TASK GOAL: Compile every line that includes the word "JSON".

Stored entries

- - -

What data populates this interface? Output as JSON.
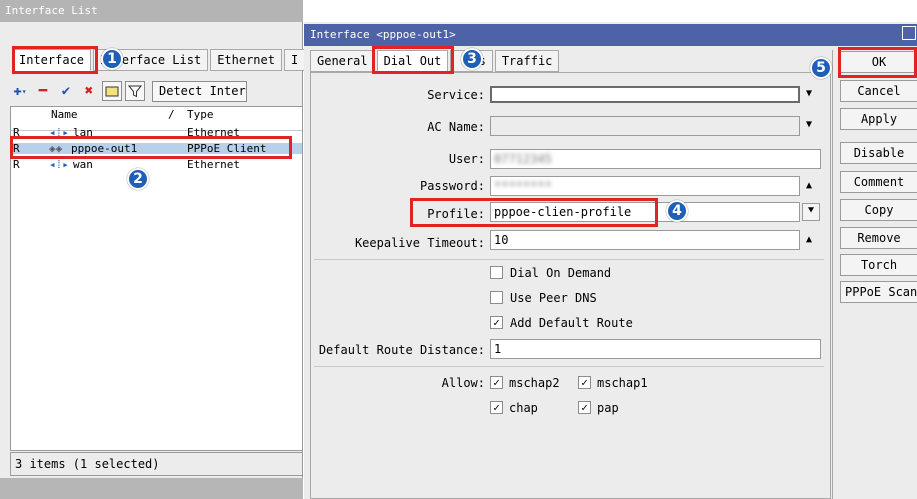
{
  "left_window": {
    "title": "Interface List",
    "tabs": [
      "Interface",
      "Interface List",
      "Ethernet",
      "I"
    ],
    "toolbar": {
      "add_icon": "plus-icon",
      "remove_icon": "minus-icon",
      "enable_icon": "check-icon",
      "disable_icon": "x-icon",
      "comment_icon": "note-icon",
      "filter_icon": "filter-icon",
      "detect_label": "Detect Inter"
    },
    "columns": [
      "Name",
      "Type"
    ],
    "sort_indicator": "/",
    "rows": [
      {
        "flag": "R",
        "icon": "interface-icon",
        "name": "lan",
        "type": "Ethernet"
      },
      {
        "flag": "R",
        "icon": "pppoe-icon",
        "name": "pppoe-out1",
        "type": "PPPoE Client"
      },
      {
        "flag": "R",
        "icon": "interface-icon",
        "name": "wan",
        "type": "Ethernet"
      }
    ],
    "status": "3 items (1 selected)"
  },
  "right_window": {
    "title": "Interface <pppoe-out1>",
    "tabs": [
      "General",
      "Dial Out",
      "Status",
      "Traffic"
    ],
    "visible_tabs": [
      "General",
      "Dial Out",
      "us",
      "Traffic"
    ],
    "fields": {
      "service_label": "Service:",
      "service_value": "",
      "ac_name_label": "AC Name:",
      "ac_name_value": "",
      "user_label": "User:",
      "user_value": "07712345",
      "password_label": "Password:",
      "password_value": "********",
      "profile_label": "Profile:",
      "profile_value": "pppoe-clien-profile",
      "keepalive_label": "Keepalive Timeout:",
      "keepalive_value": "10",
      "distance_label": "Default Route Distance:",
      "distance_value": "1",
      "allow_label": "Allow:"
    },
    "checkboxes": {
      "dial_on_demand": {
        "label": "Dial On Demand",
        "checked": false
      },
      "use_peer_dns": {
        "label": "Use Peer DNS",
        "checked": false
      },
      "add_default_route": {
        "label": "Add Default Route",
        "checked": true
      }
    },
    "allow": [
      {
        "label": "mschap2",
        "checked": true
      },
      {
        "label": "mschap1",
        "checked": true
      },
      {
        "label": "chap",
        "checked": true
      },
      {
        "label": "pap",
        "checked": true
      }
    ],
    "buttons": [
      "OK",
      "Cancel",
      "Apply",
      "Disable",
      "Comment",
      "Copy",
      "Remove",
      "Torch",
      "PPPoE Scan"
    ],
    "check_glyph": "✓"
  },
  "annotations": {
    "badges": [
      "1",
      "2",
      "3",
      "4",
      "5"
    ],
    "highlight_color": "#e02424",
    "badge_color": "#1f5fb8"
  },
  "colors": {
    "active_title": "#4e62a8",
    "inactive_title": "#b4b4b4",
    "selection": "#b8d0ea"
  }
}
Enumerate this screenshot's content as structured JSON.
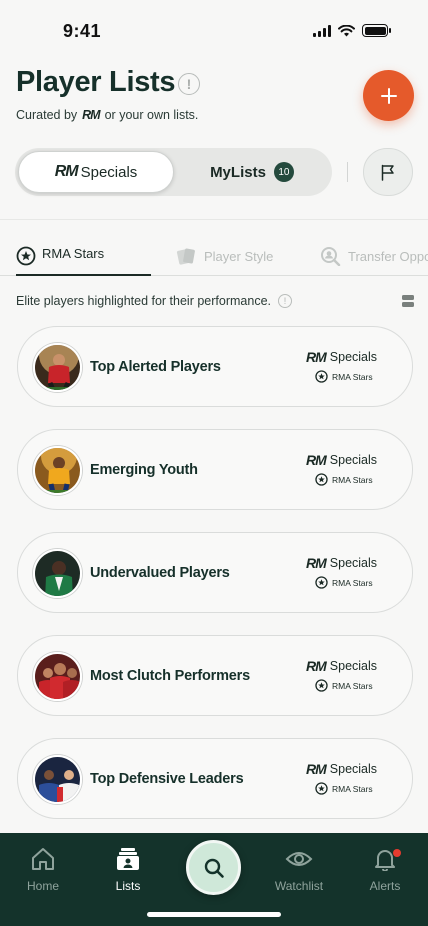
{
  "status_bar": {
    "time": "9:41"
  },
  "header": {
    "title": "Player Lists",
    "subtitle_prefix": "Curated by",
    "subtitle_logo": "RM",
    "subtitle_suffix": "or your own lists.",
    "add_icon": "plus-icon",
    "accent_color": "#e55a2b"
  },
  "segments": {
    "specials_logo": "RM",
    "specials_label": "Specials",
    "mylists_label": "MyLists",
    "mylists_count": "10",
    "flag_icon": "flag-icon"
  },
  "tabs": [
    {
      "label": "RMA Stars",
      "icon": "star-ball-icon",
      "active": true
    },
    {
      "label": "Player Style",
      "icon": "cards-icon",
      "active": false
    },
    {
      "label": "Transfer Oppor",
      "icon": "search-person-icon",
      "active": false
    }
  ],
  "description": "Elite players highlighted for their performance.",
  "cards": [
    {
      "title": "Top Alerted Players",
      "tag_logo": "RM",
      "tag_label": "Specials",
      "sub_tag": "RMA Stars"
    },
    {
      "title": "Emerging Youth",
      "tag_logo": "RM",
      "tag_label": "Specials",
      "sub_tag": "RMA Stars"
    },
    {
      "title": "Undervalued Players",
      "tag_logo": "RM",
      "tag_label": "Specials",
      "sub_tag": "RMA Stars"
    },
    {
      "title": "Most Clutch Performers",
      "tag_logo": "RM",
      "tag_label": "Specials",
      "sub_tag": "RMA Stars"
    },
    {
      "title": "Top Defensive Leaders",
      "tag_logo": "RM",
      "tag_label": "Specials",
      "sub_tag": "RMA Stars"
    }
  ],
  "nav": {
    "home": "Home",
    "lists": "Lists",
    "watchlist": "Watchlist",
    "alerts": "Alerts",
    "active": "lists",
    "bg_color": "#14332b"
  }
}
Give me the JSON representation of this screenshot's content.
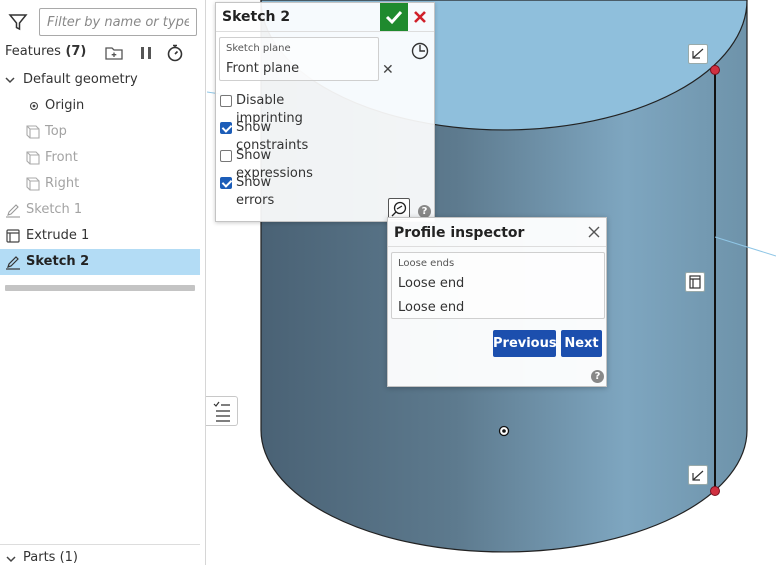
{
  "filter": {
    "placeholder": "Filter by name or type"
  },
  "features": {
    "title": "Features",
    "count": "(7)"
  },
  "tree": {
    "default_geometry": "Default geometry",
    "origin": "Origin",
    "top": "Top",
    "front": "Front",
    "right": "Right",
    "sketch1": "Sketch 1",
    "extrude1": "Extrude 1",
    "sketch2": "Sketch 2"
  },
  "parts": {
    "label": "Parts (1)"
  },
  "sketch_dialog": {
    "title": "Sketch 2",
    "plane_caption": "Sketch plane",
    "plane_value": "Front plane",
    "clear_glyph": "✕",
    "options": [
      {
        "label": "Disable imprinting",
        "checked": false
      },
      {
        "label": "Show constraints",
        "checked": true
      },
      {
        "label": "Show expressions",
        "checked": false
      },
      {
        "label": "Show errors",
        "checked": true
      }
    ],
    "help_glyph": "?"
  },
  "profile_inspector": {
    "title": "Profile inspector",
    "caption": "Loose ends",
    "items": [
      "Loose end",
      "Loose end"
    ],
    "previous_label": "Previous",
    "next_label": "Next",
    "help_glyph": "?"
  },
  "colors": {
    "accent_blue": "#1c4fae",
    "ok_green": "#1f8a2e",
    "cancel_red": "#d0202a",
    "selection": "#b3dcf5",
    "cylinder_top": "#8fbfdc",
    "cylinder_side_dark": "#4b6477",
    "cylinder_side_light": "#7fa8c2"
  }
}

- - -

THE SOLUTION:
What data populates this interface? Output as JSON.
Enumerate this screenshot's content as structured JSON.
Give me the JSON representation of this screenshot's content.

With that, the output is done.